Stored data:
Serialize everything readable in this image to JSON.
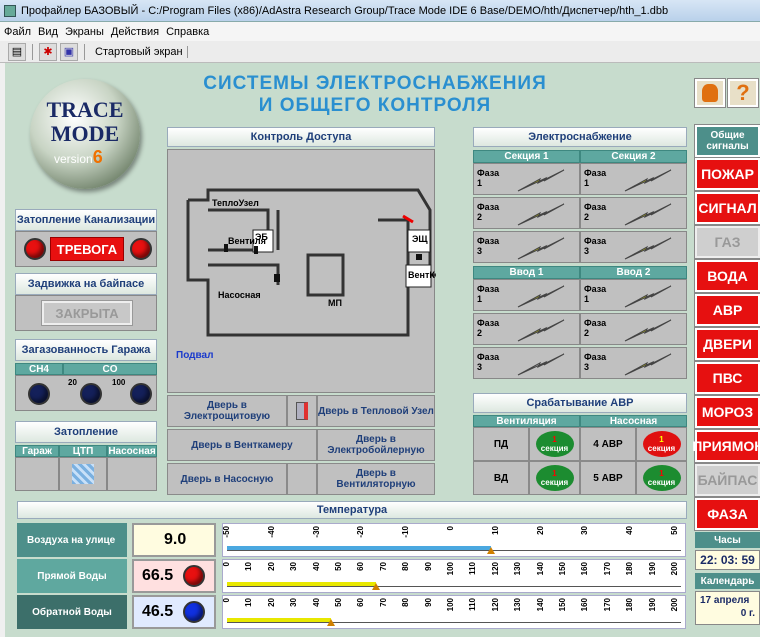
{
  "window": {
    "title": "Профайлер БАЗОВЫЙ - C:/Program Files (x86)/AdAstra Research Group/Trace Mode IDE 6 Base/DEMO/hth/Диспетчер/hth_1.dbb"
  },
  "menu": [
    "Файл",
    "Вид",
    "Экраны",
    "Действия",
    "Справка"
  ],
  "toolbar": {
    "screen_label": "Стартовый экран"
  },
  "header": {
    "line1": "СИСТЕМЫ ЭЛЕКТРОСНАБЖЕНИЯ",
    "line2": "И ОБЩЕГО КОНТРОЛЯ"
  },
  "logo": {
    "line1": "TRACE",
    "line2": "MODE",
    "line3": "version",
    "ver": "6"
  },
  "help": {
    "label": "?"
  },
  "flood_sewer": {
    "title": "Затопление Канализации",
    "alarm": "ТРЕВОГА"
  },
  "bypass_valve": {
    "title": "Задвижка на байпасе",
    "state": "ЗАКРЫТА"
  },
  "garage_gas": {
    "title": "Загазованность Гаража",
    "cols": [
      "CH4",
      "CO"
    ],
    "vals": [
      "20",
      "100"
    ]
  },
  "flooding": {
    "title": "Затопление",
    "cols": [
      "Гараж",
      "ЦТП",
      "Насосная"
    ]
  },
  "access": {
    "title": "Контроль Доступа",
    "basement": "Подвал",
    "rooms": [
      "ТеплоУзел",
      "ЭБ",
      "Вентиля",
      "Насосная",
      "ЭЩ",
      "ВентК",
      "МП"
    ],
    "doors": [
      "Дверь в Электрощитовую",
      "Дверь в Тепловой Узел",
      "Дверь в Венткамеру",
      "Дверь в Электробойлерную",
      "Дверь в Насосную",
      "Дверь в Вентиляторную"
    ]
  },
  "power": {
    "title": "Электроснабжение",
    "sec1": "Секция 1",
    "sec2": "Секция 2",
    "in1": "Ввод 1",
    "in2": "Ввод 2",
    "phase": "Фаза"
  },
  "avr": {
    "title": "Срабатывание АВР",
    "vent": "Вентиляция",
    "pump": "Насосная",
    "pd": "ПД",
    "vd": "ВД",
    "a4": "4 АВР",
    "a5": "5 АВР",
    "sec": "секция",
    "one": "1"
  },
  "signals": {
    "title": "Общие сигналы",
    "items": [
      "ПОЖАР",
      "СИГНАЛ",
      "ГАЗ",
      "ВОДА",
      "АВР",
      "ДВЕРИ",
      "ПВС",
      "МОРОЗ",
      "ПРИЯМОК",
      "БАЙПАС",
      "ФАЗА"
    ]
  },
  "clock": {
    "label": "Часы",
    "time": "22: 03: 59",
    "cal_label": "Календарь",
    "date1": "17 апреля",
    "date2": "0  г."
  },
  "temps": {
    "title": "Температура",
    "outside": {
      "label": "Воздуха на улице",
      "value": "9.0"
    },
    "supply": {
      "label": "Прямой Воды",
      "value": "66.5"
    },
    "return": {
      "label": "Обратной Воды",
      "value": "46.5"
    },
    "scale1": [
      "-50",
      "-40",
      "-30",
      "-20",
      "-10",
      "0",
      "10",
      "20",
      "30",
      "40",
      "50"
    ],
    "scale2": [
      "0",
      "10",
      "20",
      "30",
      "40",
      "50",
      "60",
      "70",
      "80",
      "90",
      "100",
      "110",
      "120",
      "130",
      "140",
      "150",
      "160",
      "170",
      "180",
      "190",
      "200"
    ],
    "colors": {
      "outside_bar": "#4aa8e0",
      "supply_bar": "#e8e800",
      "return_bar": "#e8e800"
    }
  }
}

WHAT YOU NEED TO DO
Omit the images and transcribe all of the records above word for word.

ANSWER FOR THIS EXERCISE
Serialize everything readable in this image to JSON.
{
  "window": {
    "title": "Профайлер БАЗОВЫЙ - C:/Program Files (x86)/AdAstra Research Group/Trace Mode IDE 6 Base/DEMO/hth/Диспетчер/hth_1.dbb"
  },
  "menu": [
    "Файл",
    "Вид",
    "Экраны",
    "Действия",
    "Справка"
  ],
  "toolbar": {
    "screen_label": "Стартовый экран"
  },
  "header": {
    "line1": "СИСТЕМЫ ЭЛЕКТРОСНАБЖЕНИЯ",
    "line2": "И ОБЩЕГО КОНТРОЛЯ"
  },
  "logo": {
    "line1": "TRACE",
    "line2": "MODE",
    "line3": "version",
    "ver": "6"
  },
  "help": {
    "label": "?"
  },
  "flood_sewer": {
    "title": "Затопление Канализации",
    "alarm": "ТРЕВОГА"
  },
  "bypass_valve": {
    "title": "Задвижка на байпасе",
    "state": "ЗАКРЫТА"
  },
  "garage_gas": {
    "title": "Загазованность Гаража",
    "cols": [
      "CH4",
      "CO"
    ],
    "vals": [
      "20",
      "100"
    ]
  },
  "flooding": {
    "title": "Затопление",
    "cols": [
      "Гараж",
      "ЦТП",
      "Насосная"
    ]
  },
  "access": {
    "title": "Контроль Доступа",
    "basement": "Подвал",
    "rooms": [
      "ТеплоУзел",
      "ЭБ",
      "Вентиля",
      "Насосная",
      "ЭЩ",
      "ВентК",
      "МП"
    ],
    "doors": [
      "Дверь в Электрощитовую",
      "Дверь в Тепловой Узел",
      "Дверь в Венткамеру",
      "Дверь в Электробойлерную",
      "Дверь в Насосную",
      "Дверь в Вентиляторную"
    ]
  },
  "power": {
    "title": "Электроснабжение",
    "sec1": "Секция 1",
    "sec2": "Секция 2",
    "in1": "Ввод 1",
    "in2": "Ввод 2",
    "phase": "Фаза"
  },
  "avr": {
    "title": "Срабатывание АВР",
    "vent": "Вентиляция",
    "pump": "Насосная",
    "pd": "ПД",
    "vd": "ВД",
    "a4": "4 АВР",
    "a5": "5 АВР",
    "sec": "секция",
    "one": "1"
  },
  "signals": {
    "title": "Общие сигналы",
    "items": [
      "ПОЖАР",
      "СИГНАЛ",
      "ГАЗ",
      "ВОДА",
      "АВР",
      "ДВЕРИ",
      "ПВС",
      "МОРОЗ",
      "ПРИЯМОК",
      "БАЙПАС",
      "ФАЗА"
    ]
  },
  "clock": {
    "label": "Часы",
    "time": "22: 03: 59",
    "cal_label": "Календарь",
    "date1": "17 апреля",
    "date2": "0  г."
  },
  "temps": {
    "title": "Температура",
    "outside": {
      "label": "Воздуха на улице",
      "value": "9.0"
    },
    "supply": {
      "label": "Прямой Воды",
      "value": "66.5"
    },
    "return": {
      "label": "Обратной Воды",
      "value": "46.5"
    },
    "scale1": [
      "-50",
      "-40",
      "-30",
      "-20",
      "-10",
      "0",
      "10",
      "20",
      "30",
      "40",
      "50"
    ],
    "scale2": [
      "0",
      "10",
      "20",
      "30",
      "40",
      "50",
      "60",
      "70",
      "80",
      "90",
      "100",
      "110",
      "120",
      "130",
      "140",
      "150",
      "160",
      "170",
      "180",
      "190",
      "200"
    ],
    "colors": {
      "outside_bar": "#4aa8e0",
      "supply_bar": "#e8e800",
      "return_bar": "#e8e800"
    }
  }
}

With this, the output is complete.